■ **Dataset entries**:
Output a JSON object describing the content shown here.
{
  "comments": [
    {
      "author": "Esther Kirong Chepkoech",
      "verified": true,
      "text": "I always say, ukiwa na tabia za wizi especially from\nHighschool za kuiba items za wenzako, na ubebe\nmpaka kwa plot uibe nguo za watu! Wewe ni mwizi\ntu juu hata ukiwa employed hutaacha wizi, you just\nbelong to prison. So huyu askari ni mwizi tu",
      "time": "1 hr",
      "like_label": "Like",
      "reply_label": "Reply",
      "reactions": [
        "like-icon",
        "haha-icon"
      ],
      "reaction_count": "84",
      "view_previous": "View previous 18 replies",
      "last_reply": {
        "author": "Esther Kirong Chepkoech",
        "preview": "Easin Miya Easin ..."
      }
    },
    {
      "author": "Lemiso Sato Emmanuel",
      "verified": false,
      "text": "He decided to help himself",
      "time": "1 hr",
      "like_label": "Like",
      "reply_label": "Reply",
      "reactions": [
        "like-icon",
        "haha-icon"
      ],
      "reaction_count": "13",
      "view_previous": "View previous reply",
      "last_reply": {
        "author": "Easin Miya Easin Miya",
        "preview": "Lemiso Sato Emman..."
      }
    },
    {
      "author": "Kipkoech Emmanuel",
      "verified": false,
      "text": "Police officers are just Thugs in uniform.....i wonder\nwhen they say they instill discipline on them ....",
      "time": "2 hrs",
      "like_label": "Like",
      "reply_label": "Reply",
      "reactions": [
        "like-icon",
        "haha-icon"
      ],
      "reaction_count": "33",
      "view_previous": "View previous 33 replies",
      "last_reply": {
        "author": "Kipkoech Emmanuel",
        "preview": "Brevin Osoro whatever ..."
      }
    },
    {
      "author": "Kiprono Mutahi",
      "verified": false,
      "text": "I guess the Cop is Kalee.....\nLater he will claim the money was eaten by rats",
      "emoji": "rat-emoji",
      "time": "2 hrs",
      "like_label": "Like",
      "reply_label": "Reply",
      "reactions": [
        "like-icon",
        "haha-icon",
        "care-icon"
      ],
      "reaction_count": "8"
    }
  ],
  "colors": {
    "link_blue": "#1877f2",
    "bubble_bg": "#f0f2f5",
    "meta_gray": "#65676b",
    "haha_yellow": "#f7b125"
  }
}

==

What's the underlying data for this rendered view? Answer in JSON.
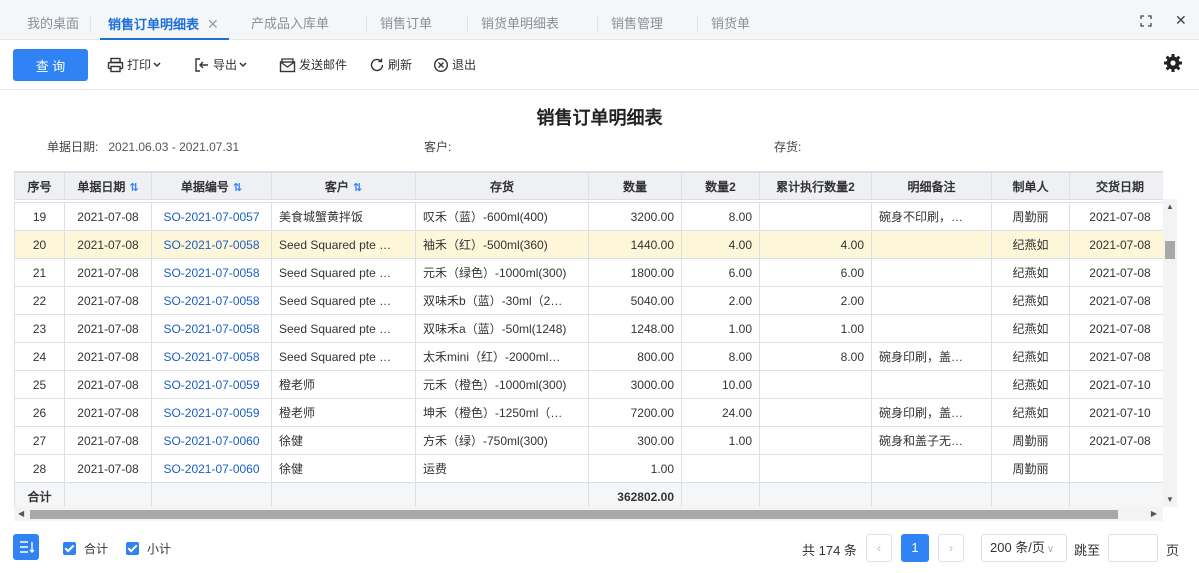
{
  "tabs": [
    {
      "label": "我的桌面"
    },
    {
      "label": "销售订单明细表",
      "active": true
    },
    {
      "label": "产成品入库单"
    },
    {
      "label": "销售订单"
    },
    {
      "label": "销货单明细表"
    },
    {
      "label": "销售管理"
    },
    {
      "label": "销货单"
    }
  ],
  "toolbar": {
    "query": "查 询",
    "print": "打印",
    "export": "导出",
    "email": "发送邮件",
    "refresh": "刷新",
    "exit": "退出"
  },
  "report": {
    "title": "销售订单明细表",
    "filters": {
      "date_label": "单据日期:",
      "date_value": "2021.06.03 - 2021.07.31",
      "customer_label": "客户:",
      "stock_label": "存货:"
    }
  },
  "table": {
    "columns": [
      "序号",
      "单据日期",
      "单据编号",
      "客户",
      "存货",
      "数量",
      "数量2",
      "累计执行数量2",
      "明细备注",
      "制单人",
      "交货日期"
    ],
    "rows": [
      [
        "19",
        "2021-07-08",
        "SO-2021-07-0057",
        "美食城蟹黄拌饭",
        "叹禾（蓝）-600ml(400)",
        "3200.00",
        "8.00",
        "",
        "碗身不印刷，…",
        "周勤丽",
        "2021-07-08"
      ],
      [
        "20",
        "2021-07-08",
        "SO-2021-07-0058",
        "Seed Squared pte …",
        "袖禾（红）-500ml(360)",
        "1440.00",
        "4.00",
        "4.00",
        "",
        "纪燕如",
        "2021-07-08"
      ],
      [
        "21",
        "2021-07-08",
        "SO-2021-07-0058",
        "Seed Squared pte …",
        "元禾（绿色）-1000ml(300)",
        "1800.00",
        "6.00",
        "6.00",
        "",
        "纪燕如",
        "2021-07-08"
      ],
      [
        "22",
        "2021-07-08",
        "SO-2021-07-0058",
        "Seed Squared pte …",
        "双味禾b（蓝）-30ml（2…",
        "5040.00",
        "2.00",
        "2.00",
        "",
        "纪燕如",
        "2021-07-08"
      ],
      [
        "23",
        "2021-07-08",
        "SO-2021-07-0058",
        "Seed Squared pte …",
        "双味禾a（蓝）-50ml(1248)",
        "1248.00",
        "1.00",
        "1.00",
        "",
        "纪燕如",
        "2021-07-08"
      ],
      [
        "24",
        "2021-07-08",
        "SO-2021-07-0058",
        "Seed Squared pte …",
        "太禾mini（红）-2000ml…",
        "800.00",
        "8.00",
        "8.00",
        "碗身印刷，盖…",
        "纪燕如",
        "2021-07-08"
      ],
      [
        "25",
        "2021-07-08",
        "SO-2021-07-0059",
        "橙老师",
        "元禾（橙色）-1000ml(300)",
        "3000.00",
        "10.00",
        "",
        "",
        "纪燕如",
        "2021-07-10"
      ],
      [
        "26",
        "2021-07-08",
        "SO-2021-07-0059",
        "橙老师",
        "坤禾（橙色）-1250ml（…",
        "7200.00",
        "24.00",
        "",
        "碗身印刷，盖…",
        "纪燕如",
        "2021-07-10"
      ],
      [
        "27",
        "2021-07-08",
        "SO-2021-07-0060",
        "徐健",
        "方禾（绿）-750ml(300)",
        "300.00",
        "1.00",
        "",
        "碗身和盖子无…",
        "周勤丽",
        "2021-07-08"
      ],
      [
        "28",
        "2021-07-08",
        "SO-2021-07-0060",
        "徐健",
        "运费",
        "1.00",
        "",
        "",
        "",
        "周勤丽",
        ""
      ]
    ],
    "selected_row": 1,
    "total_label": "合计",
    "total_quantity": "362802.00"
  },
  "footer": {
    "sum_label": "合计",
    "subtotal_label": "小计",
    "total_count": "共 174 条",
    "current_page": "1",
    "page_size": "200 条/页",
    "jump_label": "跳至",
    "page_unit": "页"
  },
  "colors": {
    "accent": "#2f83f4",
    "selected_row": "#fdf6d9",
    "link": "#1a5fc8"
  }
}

■ **Short exercise**: Write the number of lines containing the word "Sato" and nothing besides it.

■ **Solution**: 2